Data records
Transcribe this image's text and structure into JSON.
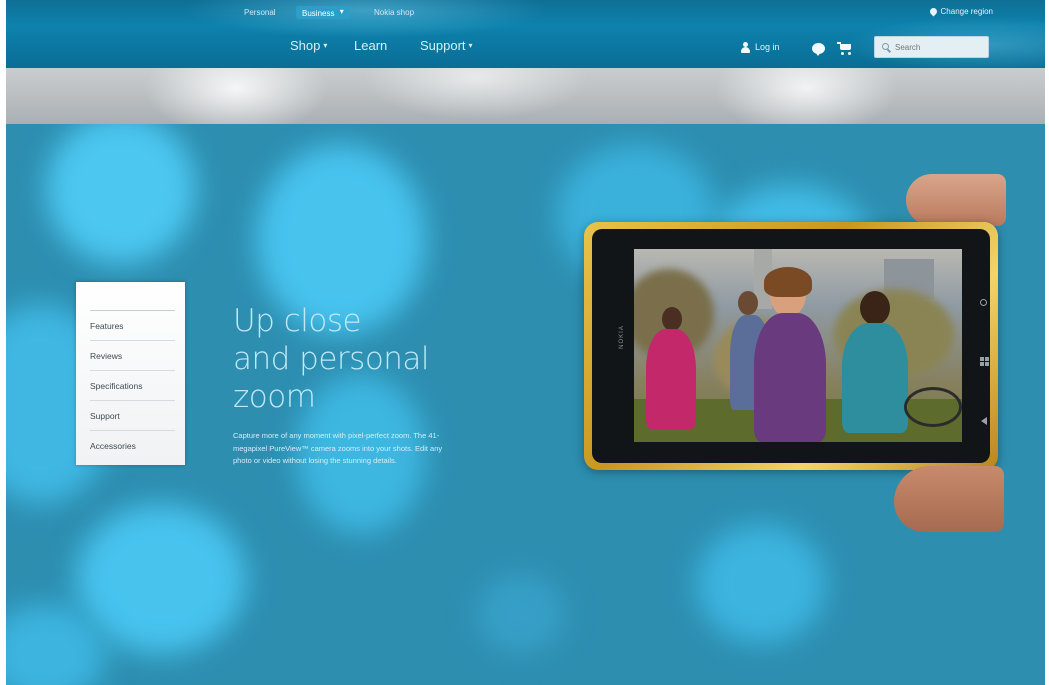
{
  "header": {
    "util_links": [
      "Personal",
      "Business",
      "Nokia shop"
    ],
    "active_util_index": 1,
    "location": "Change region",
    "nav": [
      {
        "label": "Shop",
        "has_caret": true
      },
      {
        "label": "Learn",
        "has_caret": false
      },
      {
        "label": "Support",
        "has_caret": true
      }
    ],
    "login_label": "Log in",
    "search_placeholder": "Search",
    "icons": [
      "user-icon",
      "chat-icon",
      "cart-icon",
      "search-icon",
      "pin-icon"
    ]
  },
  "subnav": {
    "items": [
      "Features",
      "Reviews",
      "Specifications",
      "Support",
      "Accessories"
    ]
  },
  "hero": {
    "headline": [
      "Up close",
      "and personal",
      "zoom"
    ],
    "description": "Capture more of any moment with pixel-perfect zoom. The 41-megapixel PureView™ camera zooms into your shots. Edit any photo or video without losing the stunning details.",
    "phone_brand": "NOKIA"
  },
  "colors": {
    "header_blue": "#0d82ad",
    "hero_blue": "#2d8eb0",
    "highlight_blue": "#46c4ef",
    "phone_gold": "#e9c34a",
    "headline": "#bfe9f7"
  }
}
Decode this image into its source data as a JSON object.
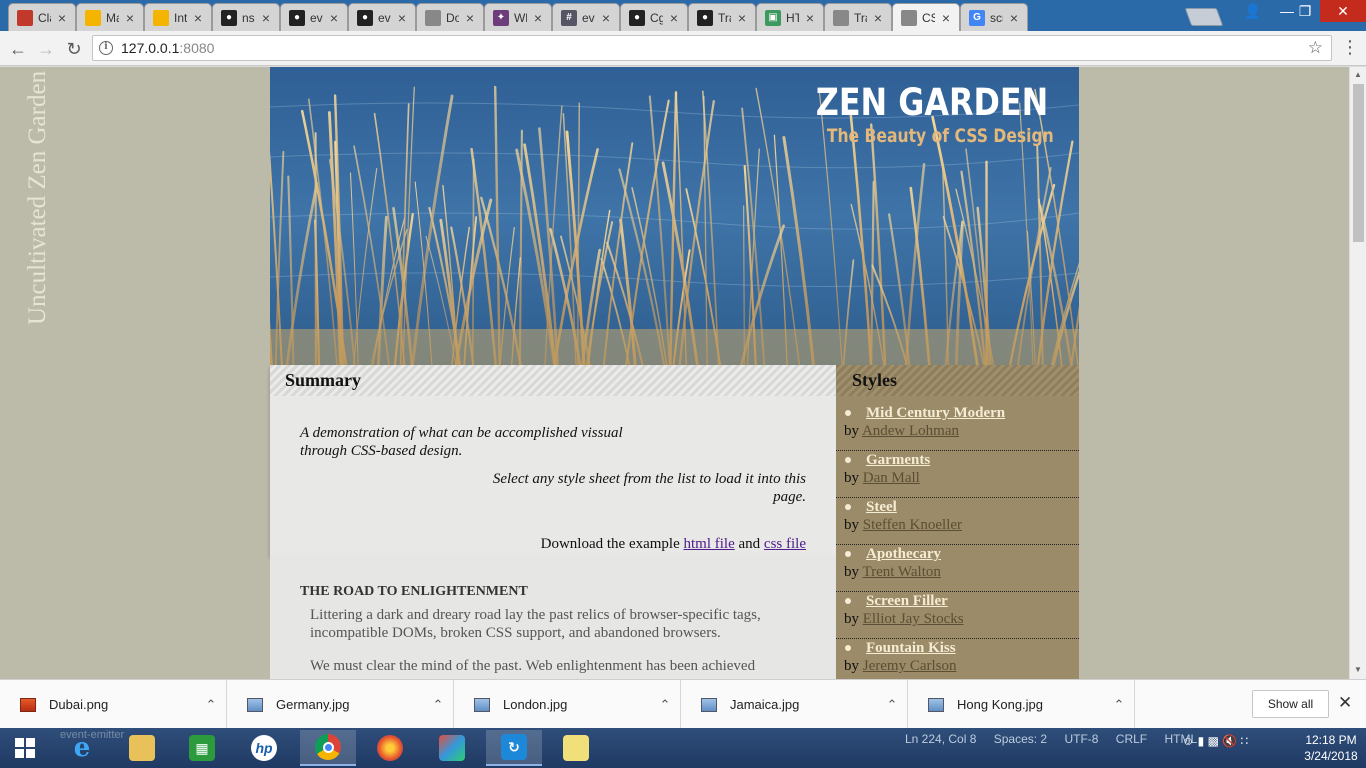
{
  "browser": {
    "tabs": [
      {
        "title": "Cla",
        "icon": "app-icon",
        "color": "#c0392b"
      },
      {
        "title": "Ma",
        "icon": "slides-icon",
        "color": "#f4b400"
      },
      {
        "title": "Inte",
        "icon": "slides-icon",
        "color": "#f4b400"
      },
      {
        "title": "nss",
        "icon": "github-icon",
        "color": "#222222"
      },
      {
        "title": "eve",
        "icon": "github-icon",
        "color": "#222222"
      },
      {
        "title": "eve",
        "icon": "github-icon",
        "color": "#222222"
      },
      {
        "title": "Do",
        "icon": "document-icon",
        "color": "#888888"
      },
      {
        "title": "Wh",
        "icon": "slack-icon",
        "color": "#6c3d7a"
      },
      {
        "title": "eve",
        "icon": "hash-icon",
        "color": "#555566"
      },
      {
        "title": "Cg",
        "icon": "github-icon",
        "color": "#222222"
      },
      {
        "title": "Tra",
        "icon": "github-icon",
        "color": "#222222"
      },
      {
        "title": "HT",
        "icon": "html-icon",
        "color": "#3c9a5f"
      },
      {
        "title": "Tra",
        "icon": "document-icon",
        "color": "#888888"
      },
      {
        "title": "CSS",
        "icon": "document-icon",
        "color": "#888888",
        "active": true
      },
      {
        "title": "scre",
        "icon": "google-icon",
        "color": "#4285f4"
      }
    ],
    "url_host": "127.0.0.1",
    "url_port": ":8080"
  },
  "page": {
    "side_title": "Uncultivated Zen Garden",
    "hero_title": "ZEN GARDEN",
    "hero_subtitle": "The Beauty of CSS Design",
    "summary": {
      "heading": "Summary",
      "p1": "A demonstration of what can be accomplished vissual through CSS-based design.",
      "p2": "Select any style sheet from the list to load it into this page.",
      "download_prefix": "Download the example",
      "html_link": "html file",
      "and": "and",
      "css_link": "css file"
    },
    "styles": {
      "heading": "Styles",
      "by": "by",
      "items": [
        {
          "name": "Mid Century Modern",
          "author": "Andew Lohman"
        },
        {
          "name": "Garments",
          "author": "Dan Mall"
        },
        {
          "name": "Steel",
          "author": "Steffen Knoeller"
        },
        {
          "name": "Apothecary",
          "author": "Trent Walton"
        },
        {
          "name": "Screen Filler",
          "author": "Elliot Jay Stocks"
        },
        {
          "name": "Fountain Kiss",
          "author": "Jeremy Carlson"
        }
      ]
    },
    "road": {
      "heading": "THE ROAD TO ENLIGHTENMENT",
      "p1": "Littering a dark and dreary road lay the past relics of browser-specific tags, incompatible DOMs, broken CSS support, and abandoned browsers.",
      "p2": "We must clear the mind of the past. Web enlightenment has been achieved"
    }
  },
  "downloads": {
    "items": [
      {
        "file": "Dubai.png"
      },
      {
        "file": "Germany.jpg"
      },
      {
        "file": "London.jpg"
      },
      {
        "file": "Jamaica.jpg"
      },
      {
        "file": "Hong Kong.jpg"
      }
    ],
    "show_all": "Show all"
  },
  "taskbar": {
    "ghost_text": "event-emitter",
    "editor_status": [
      "Ln 224, Col 8",
      "Spaces: 2",
      "UTF-8",
      "CRLF",
      "HTML"
    ],
    "time": "12:18 PM",
    "date": "3/24/2018"
  }
}
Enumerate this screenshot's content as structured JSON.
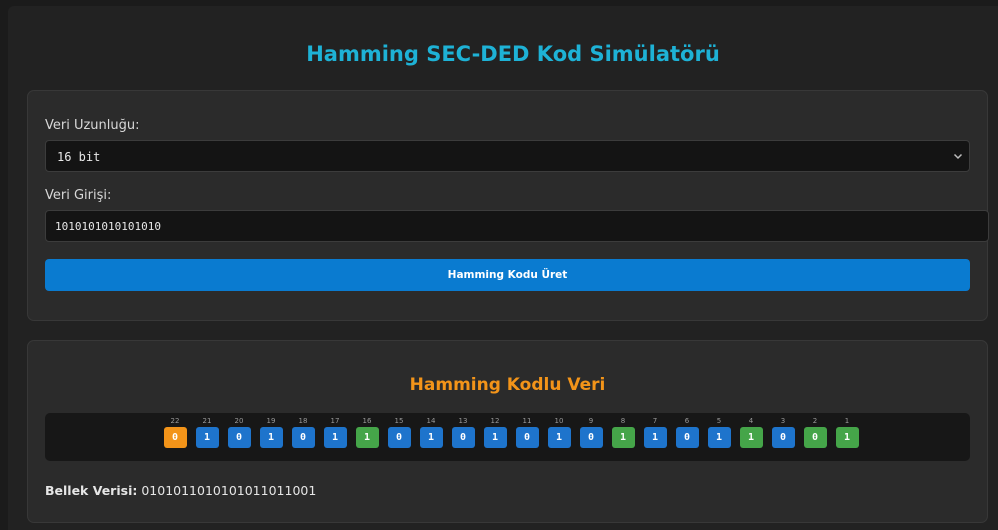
{
  "title": "Hamming SEC-DED Kod Simülatörü",
  "form": {
    "length_label": "Veri Uzunluğu:",
    "length_value": "16 bit",
    "data_label": "Veri Girişi:",
    "data_value": "1010101010101010",
    "generate_button": "Hamming Kodu Üret"
  },
  "result": {
    "title": "Hamming Kodlu Veri",
    "bits": [
      {
        "pos": "22",
        "value": "0",
        "kind": "overall"
      },
      {
        "pos": "21",
        "value": "1",
        "kind": "data"
      },
      {
        "pos": "20",
        "value": "0",
        "kind": "data"
      },
      {
        "pos": "19",
        "value": "1",
        "kind": "data"
      },
      {
        "pos": "18",
        "value": "0",
        "kind": "data"
      },
      {
        "pos": "17",
        "value": "1",
        "kind": "data"
      },
      {
        "pos": "16",
        "value": "1",
        "kind": "parity"
      },
      {
        "pos": "15",
        "value": "0",
        "kind": "data"
      },
      {
        "pos": "14",
        "value": "1",
        "kind": "data"
      },
      {
        "pos": "13",
        "value": "0",
        "kind": "data"
      },
      {
        "pos": "12",
        "value": "1",
        "kind": "data"
      },
      {
        "pos": "11",
        "value": "0",
        "kind": "data"
      },
      {
        "pos": "10",
        "value": "1",
        "kind": "data"
      },
      {
        "pos": "9",
        "value": "0",
        "kind": "data"
      },
      {
        "pos": "8",
        "value": "1",
        "kind": "parity"
      },
      {
        "pos": "7",
        "value": "1",
        "kind": "data"
      },
      {
        "pos": "6",
        "value": "0",
        "kind": "data"
      },
      {
        "pos": "5",
        "value": "1",
        "kind": "data"
      },
      {
        "pos": "4",
        "value": "1",
        "kind": "parity"
      },
      {
        "pos": "3",
        "value": "0",
        "kind": "data"
      },
      {
        "pos": "2",
        "value": "0",
        "kind": "parity"
      },
      {
        "pos": "1",
        "value": "1",
        "kind": "parity"
      }
    ],
    "memory_label": "Bellek Verisi:",
    "memory_value": "0101011010101011011001"
  },
  "colors": {
    "title": "#1eb2d6",
    "section_title": "#f39419",
    "button": "#0a7bd0",
    "bit_data": "#1e74cc",
    "bit_parity": "#45a549",
    "bit_overall": "#f39419"
  }
}
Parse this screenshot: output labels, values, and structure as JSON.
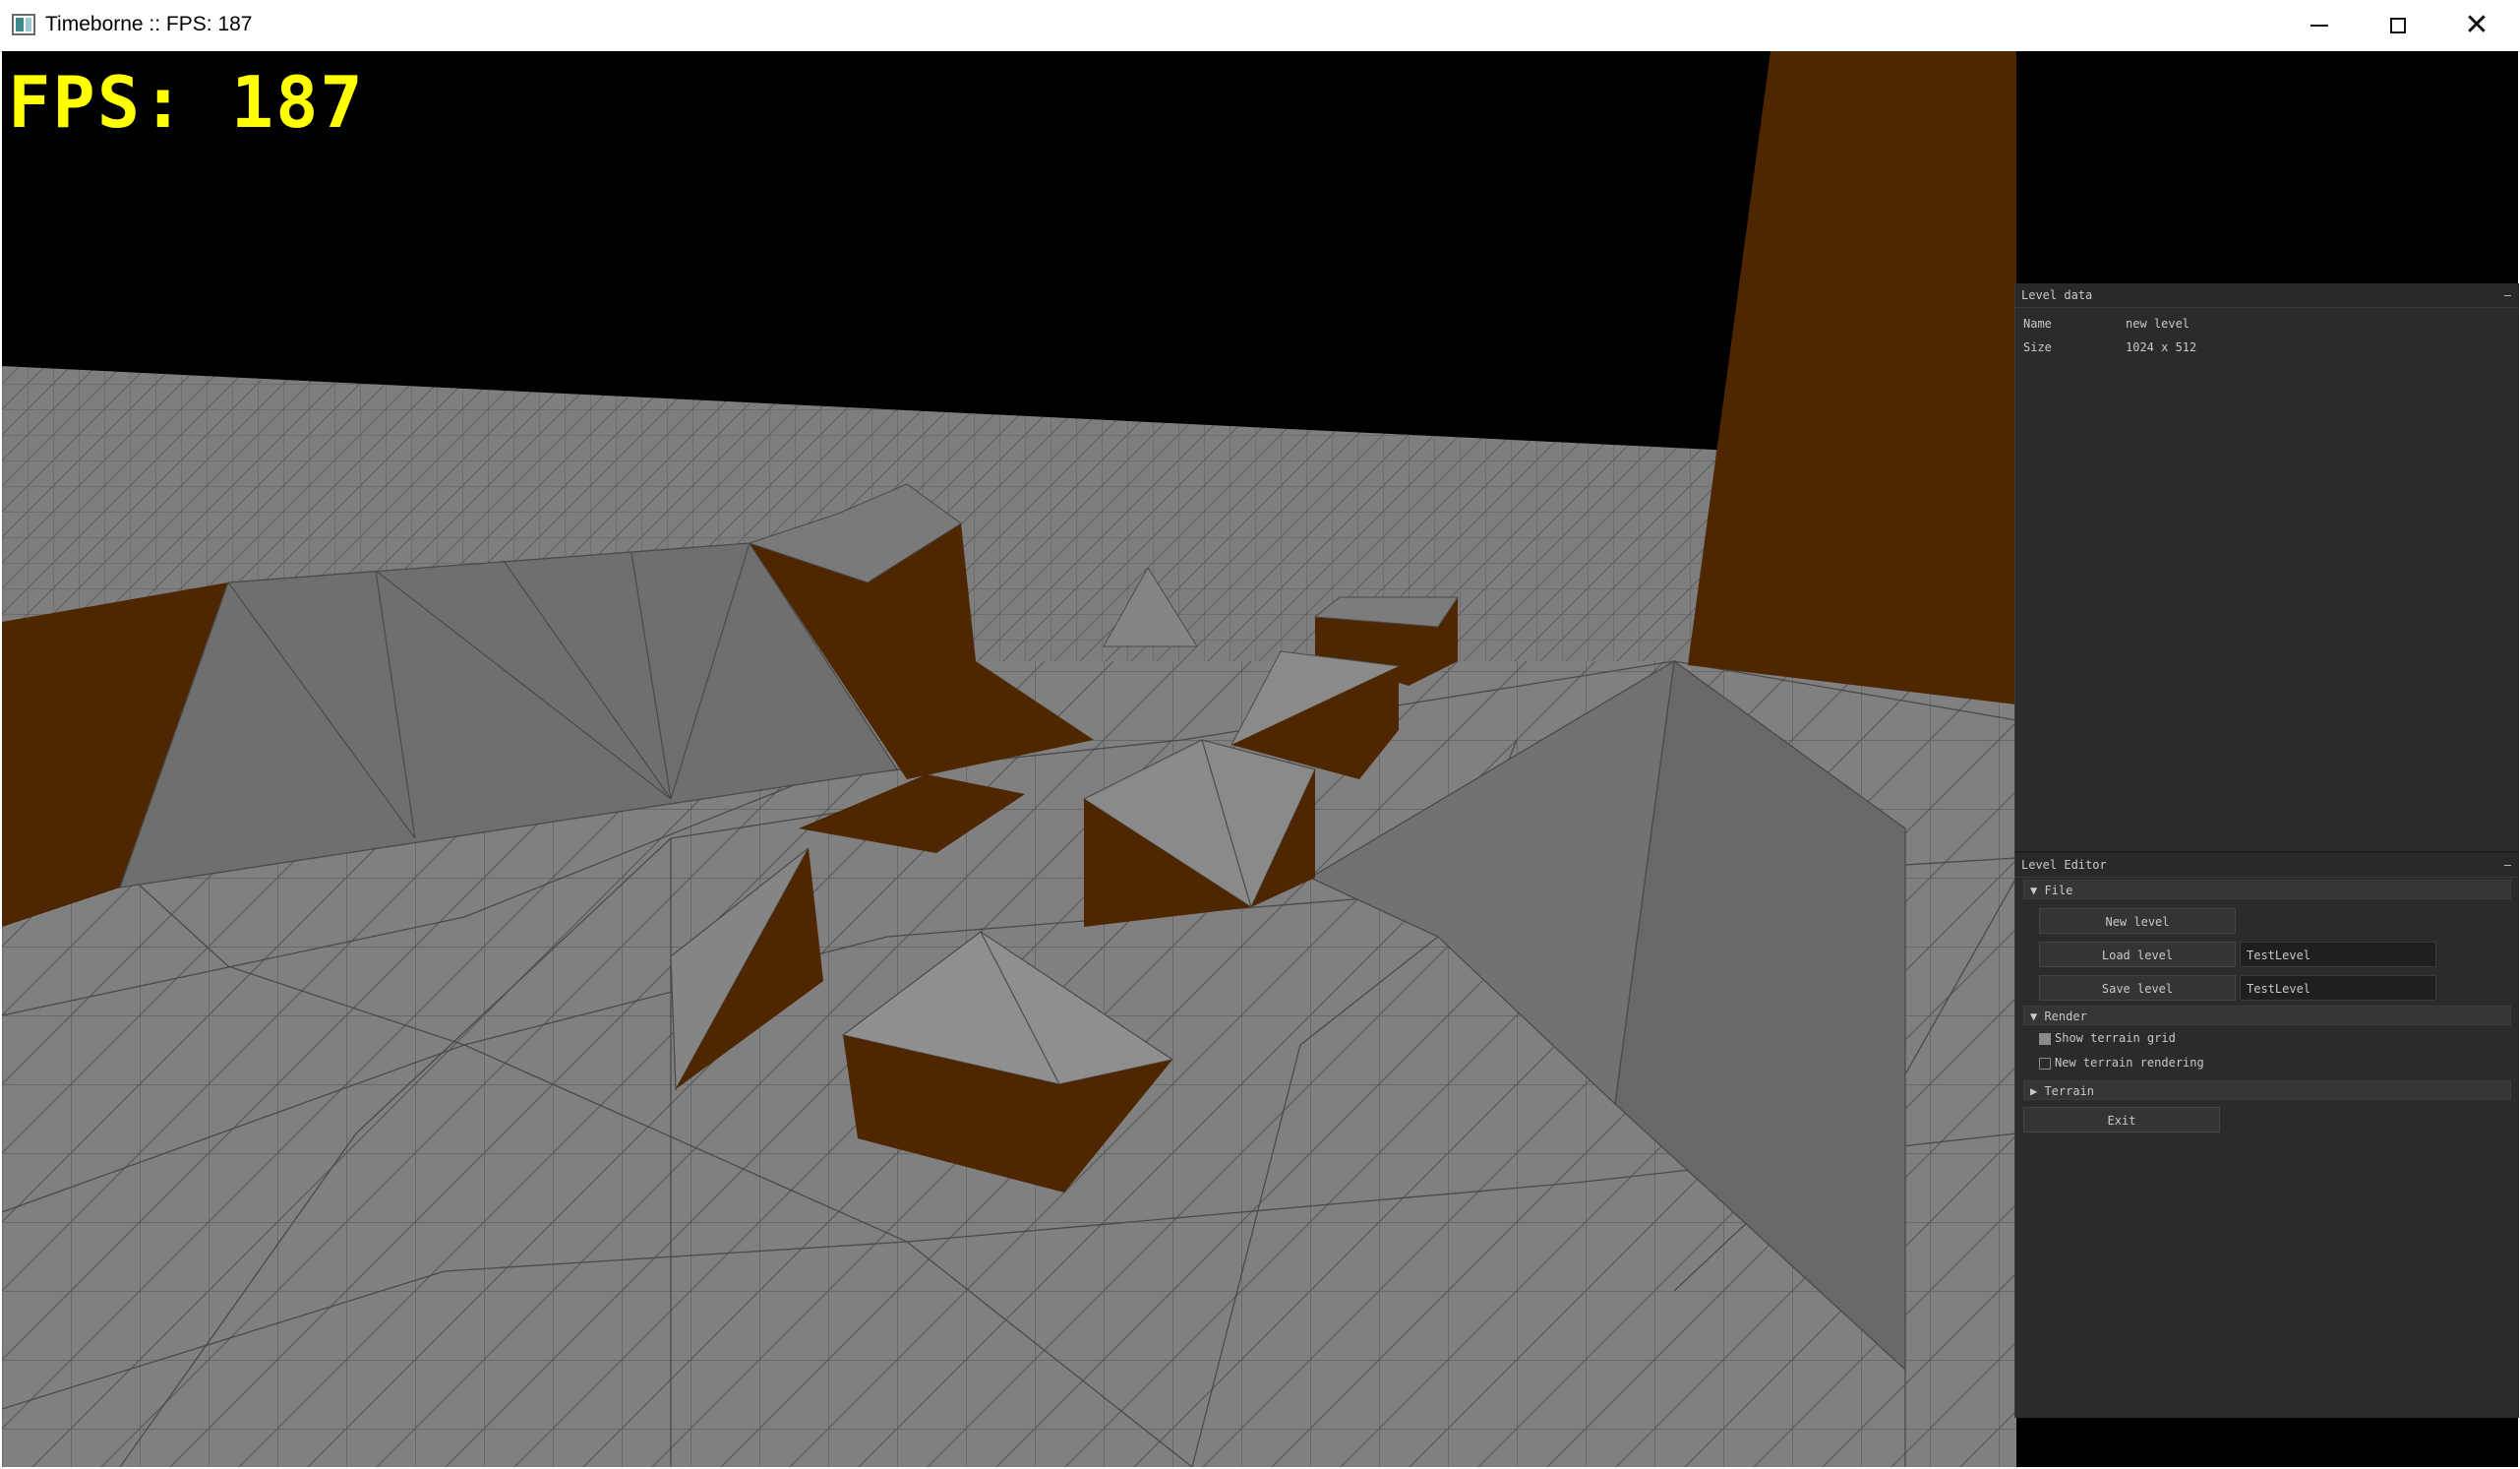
{
  "window": {
    "title": "Timeborne :: FPS: 187",
    "minimize_icon": "minimize-icon",
    "maximize_icon": "maximize-icon",
    "close_label": "✕"
  },
  "hud": {
    "fps_text": "FPS: 187",
    "color": "#ffff00"
  },
  "colors": {
    "terrain": "#7d7d7d",
    "terrain_dark": "#626262",
    "cliff": "#4e2600",
    "sky": "#000000",
    "panel_bg": "#2b2b2b"
  },
  "level_data": {
    "title": "Level data",
    "collapse": "–",
    "name_key": "Name",
    "name_value": "new level",
    "size_key": "Size",
    "size_value": "1024 x 512"
  },
  "level_editor": {
    "title": "Level Editor",
    "collapse": "–",
    "file_header": "▼ File",
    "new_level": "New level",
    "load_level": "Load level",
    "load_input": "TestLevel",
    "save_level": "Save level",
    "save_input": "TestLevel",
    "render_header": "▼ Render",
    "show_terrain_grid": "Show terrain grid",
    "show_terrain_grid_checked": true,
    "new_terrain_rendering": "New terrain rendering",
    "new_terrain_rendering_checked": false,
    "terrain_header": "▶ Terrain",
    "exit": "Exit"
  }
}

▶ _Do this_: Pull out all lines from the listing that contain the string "heading".

▶ _Task solution_:
      "heading": "Summary",
      "heading": "Styles",
      "heading": "THE ROAD TO ENLIGHTENMENT",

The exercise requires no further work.